Restate the whole of the material. Keep every word, and drop the pictures.
[START OF Stored rows]
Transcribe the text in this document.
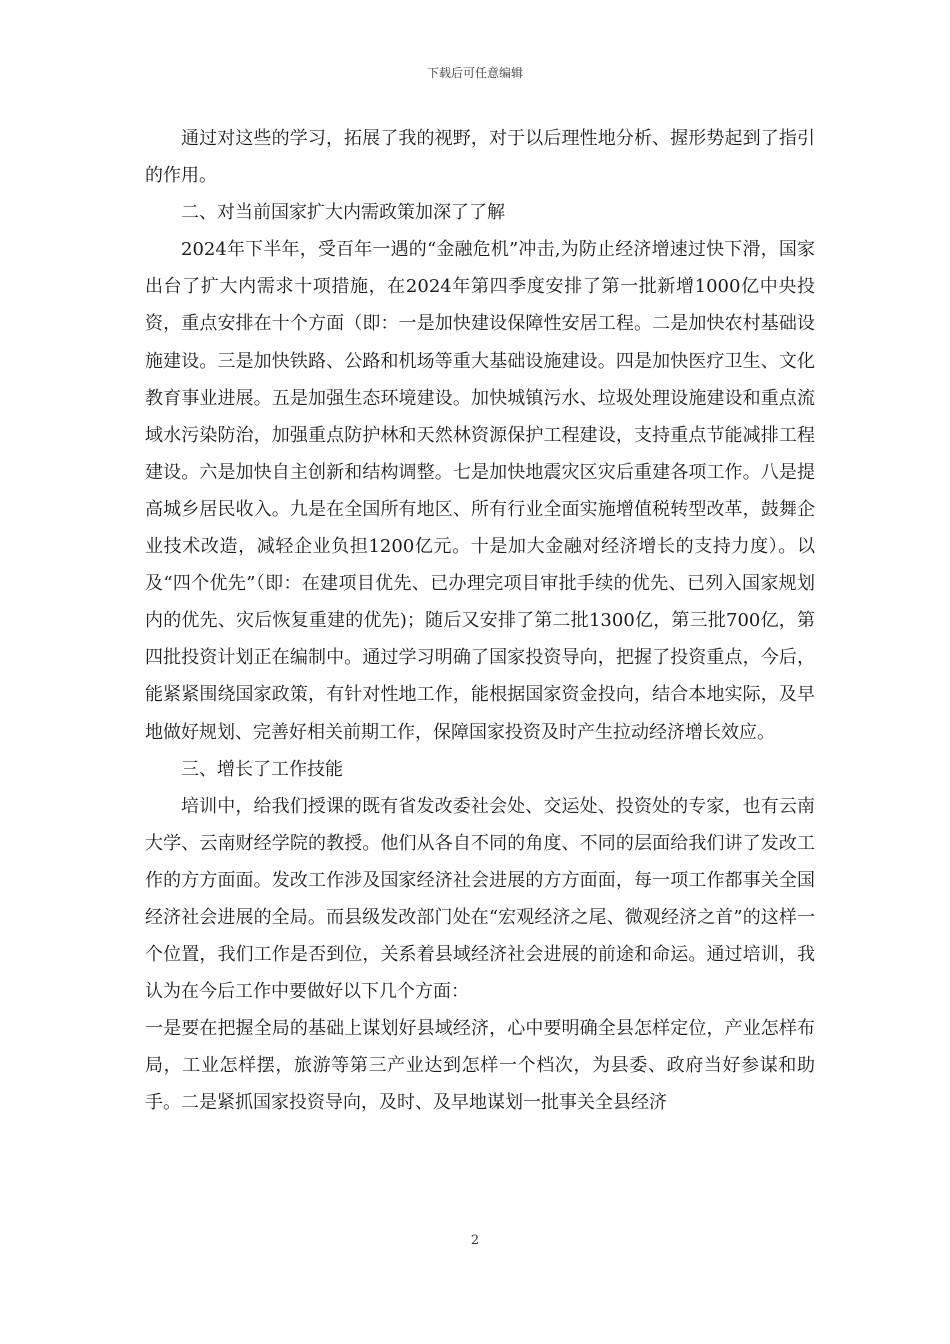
下载后可任意编辑

通过对这些的学习，拓展了我的视野，对于以后理性地分析、握形势起到了指引的作用。

二、对当前国家扩大内需政策加深了了解

2024年下半年，受百年一遇的“金融危机”冲击,为防止经济增速过快下滑，国家出台了扩大内需求十项措施，在2024年第四季度安排了第一批新增1000亿中央投资，重点安排在十个方面（即：一是加快建设保障性安居工程。二是加快农村基础设施建设。三是加快铁路、公路和机场等重大基础设施建设。四是加快医疗卫生、文化教育事业进展。五是加强生态环境建设。加快城镇污水、垃圾处理设施建设和重点流域水污染防治，加强重点防护林和天然林资源保护工程建设，支持重点节能减排工程建设。六是加快自主创新和结构调整。七是加快地震灾区灾后重建各项工作。八是提高城乡居民收入。九是在全国所有地区、所有行业全面实施增值税转型改革，鼓舞企业技术改造，减轻企业负担1200亿元。十是加大金融对经济增长的支持力度）。以及“四个优先”（即：在建项目优先、已办理完项目审批手续的优先、已列入国家规划内的优先、灾后恢复重建的优先)；随后又安排了第二批1300亿，第三批700亿，第四批投资计划正在编制中。通过学习明确了国家投资导向，把握了投资重点，今后，能紧紧围绕国家政策，有针对性地工作，能根据国家资金投向，结合本地实际，及早地做好规划、完善好相关前期工作，保障国家投资及时产生拉动经济增长效应。

三、增长了工作技能

培训中，给我们授课的既有省发改委社会处、交运处、投资处的专家，也有云南大学、云南财经学院的教授。他们从各自不同的角度、不同的层面给我们讲了发改工作的方方面面。发改工作涉及国家经济社会进展的方方面面，每一项工作都事关全国经济社会进展的全局。而县级发改部门处在“宏观经济之尾、微观经济之首”的这样一个位置，我们工作是否到位，关系着县域经济社会进展的前途和命运。通过培训，我认为在今后工作中要做好以下几个方面：

一是要在把握全局的基础上谋划好县域经济，心中要明确全县怎样定位，产业怎样布局，工业怎样摆，旅游等第三产业达到怎样一个档次，为县委、政府当好参谋和助手。二是紧抓国家投资导向，及时、及早地谋划一批事关全县经济

2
[END OF Stored rows]
Written reply>
Transcribe the text in this document.
下载后可任意编辑

通过对这些的学习，拓展了我的视野，对于以后理性地分析、握形势起到了指引的作用。

二、对当前国家扩大内需政策加深了了解

2024年下半年，受百年一遇的“金融危机”冲击,为防止经济增速过快下滑，国家出台了扩大内需求十项措施，在2024年第四季度安排了第一批新增1000亿中央投资，重点安排在十个方面（即：一是加快建设保障性安居工程。二是加快农村基础设施建设。三是加快铁路、公路和机场等重大基础设施建设。四是加快医疗卫生、文化教育事业进展。五是加强生态环境建设。加快城镇污水、垃圾处理设施建设和重点流域水污染防治，加强重点防护林和天然林资源保护工程建设，支持重点节能减排工程建设。六是加快自主创新和结构调整。七是加快地震灾区灾后重建各项工作。八是提高城乡居民收入。九是在全国所有地区、所有行业全面实施增值税转型改革，鼓舞企业技术改造，减轻企业负担1200亿元。十是加大金融对经济增长的支持力度）。以及“四个优先”（即：在建项目优先、已办理完项目审批手续的优先、已列入国家规划内的优先、灾后恢复重建的优先)；随后又安排了第二批1300亿，第三批700亿，第四批投资计划正在编制中。通过学习明确了国家投资导向，把握了投资重点，今后，能紧紧围绕国家政策，有针对性地工作，能根据国家资金投向，结合本地实际，及早地做好规划、完善好相关前期工作，保障国家投资及时产生拉动经济增长效应。

三、增长了工作技能

培训中，给我们授课的既有省发改委社会处、交运处、投资处的专家，也有云南大学、云南财经学院的教授。他们从各自不同的角度、不同的层面给我们讲了发改工作的方方面面。发改工作涉及国家经济社会进展的方方面面，每一项工作都事关全国经济社会进展的全局。而县级发改部门处在“宏观经济之尾、微观经济之首”的这样一个位置，我们工作是否到位，关系着县域经济社会进展的前途和命运。通过培训，我认为在今后工作中要做好以下几个方面：

一是要在把握全局的基础上谋划好县域经济，心中要明确全县怎样定位，产业怎样布局，工业怎样摆，旅游等第三产业达到怎样一个档次，为县委、政府当好参谋和助手。二是紧抓国家投资导向，及时、及早地谋划一批事关全县经济

2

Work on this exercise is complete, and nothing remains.